= Goal of the exercise =
Scan the records below for lines with the word "system", then state how many you find and nothing else.

= Supplied data =
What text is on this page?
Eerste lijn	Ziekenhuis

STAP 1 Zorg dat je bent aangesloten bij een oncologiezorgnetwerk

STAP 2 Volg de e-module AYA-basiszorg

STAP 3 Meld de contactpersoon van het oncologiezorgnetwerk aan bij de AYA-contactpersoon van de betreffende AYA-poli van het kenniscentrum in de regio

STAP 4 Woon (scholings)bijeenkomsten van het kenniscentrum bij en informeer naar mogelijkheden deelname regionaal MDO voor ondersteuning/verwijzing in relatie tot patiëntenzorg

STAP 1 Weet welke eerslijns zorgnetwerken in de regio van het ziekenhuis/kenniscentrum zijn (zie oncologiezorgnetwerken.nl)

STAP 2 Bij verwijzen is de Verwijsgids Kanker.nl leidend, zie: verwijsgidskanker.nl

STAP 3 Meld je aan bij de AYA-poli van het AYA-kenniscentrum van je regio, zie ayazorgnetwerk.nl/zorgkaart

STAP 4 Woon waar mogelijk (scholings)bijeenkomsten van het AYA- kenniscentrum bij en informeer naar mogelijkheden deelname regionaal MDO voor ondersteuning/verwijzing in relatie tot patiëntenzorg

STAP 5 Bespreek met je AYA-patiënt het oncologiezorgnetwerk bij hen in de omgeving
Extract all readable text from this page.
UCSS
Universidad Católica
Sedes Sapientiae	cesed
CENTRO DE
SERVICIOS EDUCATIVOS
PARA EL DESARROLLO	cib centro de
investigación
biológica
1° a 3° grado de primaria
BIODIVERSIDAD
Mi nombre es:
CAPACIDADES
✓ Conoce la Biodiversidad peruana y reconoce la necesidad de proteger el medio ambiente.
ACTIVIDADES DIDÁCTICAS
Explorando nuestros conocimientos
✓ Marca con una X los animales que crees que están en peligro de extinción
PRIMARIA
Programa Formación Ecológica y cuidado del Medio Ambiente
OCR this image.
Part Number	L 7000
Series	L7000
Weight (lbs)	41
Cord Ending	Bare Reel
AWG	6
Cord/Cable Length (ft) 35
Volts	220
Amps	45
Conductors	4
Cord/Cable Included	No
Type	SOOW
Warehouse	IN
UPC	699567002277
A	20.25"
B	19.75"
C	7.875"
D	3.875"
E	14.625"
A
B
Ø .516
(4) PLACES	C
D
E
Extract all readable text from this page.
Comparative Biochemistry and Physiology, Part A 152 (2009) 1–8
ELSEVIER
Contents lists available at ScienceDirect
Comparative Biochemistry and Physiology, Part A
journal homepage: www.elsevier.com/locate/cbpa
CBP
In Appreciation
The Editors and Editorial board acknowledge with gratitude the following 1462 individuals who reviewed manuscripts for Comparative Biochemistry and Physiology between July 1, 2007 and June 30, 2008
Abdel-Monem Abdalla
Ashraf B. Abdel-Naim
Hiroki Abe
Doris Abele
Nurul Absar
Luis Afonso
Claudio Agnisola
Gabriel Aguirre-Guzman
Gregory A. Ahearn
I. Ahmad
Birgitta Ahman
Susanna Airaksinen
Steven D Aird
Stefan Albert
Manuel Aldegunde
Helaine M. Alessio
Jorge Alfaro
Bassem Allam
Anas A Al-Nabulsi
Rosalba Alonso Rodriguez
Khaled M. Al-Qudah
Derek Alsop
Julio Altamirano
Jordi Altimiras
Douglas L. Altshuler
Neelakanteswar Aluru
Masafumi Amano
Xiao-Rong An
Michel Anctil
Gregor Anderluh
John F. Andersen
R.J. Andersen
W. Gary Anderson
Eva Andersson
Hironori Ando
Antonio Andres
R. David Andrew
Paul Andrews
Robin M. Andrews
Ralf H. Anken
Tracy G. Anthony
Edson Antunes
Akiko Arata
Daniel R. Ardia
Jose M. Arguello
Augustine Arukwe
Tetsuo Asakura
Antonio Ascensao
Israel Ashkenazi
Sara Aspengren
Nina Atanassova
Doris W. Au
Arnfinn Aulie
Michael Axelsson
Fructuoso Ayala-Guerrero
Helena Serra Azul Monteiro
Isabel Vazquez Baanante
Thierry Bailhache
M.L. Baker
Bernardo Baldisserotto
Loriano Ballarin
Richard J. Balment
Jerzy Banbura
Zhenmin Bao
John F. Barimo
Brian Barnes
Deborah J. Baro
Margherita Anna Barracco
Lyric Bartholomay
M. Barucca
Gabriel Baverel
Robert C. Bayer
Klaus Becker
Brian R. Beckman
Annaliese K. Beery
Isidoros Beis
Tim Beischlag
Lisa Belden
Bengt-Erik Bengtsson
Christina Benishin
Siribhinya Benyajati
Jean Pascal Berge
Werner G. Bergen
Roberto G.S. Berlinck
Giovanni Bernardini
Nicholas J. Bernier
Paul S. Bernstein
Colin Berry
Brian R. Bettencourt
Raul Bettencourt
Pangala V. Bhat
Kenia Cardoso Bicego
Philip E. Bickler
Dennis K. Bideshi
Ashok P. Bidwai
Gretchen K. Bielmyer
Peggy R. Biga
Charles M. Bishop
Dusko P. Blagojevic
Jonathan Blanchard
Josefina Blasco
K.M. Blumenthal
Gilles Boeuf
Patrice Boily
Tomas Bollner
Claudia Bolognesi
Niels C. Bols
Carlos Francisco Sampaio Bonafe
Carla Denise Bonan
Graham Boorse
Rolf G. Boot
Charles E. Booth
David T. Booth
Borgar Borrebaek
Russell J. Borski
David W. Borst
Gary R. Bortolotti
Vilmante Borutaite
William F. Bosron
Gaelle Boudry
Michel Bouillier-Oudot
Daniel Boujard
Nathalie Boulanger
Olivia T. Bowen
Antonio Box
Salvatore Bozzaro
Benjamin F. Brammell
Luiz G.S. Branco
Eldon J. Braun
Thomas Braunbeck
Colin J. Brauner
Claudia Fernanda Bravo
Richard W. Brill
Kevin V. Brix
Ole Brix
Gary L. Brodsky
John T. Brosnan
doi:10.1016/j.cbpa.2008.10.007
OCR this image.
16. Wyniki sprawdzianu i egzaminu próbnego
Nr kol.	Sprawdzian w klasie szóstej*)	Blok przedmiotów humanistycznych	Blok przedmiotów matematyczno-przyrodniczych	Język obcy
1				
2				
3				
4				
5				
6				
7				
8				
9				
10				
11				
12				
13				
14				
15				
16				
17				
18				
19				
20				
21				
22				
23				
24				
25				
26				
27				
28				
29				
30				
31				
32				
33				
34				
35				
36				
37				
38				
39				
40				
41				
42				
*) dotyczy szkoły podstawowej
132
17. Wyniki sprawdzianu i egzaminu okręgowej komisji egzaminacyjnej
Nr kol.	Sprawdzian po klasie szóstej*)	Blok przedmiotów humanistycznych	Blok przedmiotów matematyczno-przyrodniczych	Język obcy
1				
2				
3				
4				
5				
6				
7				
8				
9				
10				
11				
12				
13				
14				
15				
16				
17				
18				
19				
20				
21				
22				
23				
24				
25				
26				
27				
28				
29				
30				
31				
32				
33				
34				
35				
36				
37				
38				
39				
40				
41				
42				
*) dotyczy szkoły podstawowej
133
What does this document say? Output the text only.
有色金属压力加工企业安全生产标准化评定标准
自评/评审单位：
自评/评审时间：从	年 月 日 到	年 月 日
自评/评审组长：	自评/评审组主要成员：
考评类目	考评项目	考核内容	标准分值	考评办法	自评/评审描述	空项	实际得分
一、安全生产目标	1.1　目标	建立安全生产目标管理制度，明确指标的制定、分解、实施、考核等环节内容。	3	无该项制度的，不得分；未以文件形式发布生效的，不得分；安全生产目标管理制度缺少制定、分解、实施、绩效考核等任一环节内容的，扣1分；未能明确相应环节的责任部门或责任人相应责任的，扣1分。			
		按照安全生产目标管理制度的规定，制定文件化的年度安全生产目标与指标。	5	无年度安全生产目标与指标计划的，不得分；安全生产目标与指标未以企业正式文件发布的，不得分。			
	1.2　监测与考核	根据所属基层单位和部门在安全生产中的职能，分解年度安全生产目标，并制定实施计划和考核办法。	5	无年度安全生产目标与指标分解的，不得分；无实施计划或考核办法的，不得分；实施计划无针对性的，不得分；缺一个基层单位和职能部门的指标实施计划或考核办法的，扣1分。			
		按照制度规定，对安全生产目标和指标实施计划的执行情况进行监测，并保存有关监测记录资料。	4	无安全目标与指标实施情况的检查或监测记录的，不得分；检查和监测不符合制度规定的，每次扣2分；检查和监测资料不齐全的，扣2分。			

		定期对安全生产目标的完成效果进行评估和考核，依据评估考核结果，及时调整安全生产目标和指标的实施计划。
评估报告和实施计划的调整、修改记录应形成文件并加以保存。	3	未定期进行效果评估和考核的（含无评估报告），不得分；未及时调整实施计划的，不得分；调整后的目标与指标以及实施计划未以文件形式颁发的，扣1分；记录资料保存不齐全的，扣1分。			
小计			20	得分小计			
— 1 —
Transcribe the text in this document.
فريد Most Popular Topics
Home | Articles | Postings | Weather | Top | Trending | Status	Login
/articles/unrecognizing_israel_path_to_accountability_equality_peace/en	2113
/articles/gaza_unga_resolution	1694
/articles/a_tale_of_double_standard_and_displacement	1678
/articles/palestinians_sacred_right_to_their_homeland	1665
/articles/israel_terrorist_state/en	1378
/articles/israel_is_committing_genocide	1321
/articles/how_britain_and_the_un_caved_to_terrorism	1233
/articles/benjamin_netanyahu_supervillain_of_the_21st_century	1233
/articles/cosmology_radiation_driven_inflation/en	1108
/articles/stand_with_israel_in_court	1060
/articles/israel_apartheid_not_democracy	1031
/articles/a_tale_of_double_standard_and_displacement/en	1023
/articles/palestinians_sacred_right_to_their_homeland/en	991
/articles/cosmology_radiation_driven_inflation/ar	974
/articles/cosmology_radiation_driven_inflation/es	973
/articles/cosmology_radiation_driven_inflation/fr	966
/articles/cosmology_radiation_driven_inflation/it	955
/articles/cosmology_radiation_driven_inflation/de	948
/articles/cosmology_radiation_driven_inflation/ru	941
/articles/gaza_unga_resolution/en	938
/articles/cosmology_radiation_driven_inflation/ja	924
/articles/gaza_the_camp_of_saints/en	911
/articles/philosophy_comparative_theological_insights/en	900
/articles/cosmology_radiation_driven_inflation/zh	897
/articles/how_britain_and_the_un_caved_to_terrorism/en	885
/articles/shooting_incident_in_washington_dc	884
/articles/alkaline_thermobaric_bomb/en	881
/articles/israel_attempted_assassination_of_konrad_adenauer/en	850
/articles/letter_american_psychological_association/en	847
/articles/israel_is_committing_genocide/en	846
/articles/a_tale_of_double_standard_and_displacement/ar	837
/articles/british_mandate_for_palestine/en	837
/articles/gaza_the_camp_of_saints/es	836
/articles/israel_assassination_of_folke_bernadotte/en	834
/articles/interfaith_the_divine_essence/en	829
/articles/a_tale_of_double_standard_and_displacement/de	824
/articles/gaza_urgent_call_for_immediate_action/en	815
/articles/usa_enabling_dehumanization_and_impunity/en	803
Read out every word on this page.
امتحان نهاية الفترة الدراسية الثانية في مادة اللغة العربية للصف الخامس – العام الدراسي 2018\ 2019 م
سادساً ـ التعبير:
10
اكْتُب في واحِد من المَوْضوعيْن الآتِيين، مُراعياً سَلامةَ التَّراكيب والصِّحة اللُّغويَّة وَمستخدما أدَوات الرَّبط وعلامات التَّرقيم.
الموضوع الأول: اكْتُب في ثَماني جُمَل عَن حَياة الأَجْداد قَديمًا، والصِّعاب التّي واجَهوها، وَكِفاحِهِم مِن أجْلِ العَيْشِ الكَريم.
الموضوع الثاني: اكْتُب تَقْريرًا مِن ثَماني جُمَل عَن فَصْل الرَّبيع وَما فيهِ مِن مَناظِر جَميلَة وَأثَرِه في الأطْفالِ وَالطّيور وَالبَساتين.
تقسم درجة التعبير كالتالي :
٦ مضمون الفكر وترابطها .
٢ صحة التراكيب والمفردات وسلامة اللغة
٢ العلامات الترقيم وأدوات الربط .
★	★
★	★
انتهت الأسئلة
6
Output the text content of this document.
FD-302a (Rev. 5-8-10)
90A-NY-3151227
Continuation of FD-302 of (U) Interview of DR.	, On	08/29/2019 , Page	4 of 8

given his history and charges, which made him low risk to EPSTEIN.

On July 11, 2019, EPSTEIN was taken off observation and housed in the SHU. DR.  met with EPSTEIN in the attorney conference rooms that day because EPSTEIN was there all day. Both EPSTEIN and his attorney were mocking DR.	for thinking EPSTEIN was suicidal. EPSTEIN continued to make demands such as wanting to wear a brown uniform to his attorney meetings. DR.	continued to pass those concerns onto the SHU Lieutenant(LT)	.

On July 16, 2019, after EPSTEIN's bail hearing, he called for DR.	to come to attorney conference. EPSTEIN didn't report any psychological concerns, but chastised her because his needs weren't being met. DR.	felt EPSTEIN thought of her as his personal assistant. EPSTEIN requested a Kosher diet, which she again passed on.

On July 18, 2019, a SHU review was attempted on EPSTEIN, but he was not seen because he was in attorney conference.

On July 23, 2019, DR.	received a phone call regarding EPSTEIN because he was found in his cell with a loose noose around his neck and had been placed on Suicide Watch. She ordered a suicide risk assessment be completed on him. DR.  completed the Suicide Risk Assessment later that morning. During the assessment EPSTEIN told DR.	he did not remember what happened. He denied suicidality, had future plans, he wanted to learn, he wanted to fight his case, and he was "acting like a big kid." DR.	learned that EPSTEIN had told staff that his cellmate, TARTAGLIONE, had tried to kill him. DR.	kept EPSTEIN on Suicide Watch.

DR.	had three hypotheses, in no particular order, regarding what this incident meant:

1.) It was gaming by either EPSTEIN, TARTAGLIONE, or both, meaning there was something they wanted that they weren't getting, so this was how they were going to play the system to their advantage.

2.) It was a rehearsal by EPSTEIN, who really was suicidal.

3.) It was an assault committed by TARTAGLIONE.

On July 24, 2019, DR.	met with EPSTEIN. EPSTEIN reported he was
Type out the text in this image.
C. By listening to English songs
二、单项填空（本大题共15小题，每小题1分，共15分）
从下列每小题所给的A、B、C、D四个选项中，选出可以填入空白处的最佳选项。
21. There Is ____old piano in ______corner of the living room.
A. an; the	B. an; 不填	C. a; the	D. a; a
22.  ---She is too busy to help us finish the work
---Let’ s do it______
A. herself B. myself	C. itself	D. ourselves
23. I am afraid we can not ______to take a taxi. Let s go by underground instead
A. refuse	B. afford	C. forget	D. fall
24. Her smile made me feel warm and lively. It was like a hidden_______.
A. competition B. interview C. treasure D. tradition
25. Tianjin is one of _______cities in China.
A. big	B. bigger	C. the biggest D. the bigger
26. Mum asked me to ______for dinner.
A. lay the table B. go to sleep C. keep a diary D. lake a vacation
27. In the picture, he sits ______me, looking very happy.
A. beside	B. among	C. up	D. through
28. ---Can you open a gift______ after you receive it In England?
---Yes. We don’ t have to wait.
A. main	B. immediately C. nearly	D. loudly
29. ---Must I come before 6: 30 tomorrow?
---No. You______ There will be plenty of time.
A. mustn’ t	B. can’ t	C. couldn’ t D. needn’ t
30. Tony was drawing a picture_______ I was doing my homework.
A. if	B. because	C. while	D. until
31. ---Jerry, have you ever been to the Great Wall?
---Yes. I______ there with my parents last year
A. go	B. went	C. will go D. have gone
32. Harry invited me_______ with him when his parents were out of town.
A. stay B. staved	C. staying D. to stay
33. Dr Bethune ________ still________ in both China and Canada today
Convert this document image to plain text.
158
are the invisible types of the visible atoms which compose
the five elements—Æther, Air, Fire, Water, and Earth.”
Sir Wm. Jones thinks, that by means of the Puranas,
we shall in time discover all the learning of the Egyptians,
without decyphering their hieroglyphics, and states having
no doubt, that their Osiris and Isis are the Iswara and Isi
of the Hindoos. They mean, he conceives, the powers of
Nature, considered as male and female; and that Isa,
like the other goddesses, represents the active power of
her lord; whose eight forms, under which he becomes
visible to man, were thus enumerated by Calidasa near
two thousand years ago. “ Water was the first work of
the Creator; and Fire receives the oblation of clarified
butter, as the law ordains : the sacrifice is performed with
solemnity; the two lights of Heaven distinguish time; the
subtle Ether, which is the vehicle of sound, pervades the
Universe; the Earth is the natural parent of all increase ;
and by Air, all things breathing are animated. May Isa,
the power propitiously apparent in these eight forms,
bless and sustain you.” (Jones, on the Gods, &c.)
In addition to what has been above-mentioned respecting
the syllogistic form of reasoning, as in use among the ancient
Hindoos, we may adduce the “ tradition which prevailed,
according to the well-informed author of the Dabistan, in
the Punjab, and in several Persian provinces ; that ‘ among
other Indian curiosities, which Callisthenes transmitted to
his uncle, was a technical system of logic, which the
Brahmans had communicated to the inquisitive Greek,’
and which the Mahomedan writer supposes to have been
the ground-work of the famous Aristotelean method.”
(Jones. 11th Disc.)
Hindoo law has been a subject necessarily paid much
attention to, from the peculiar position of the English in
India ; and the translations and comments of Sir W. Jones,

= Right answer =
2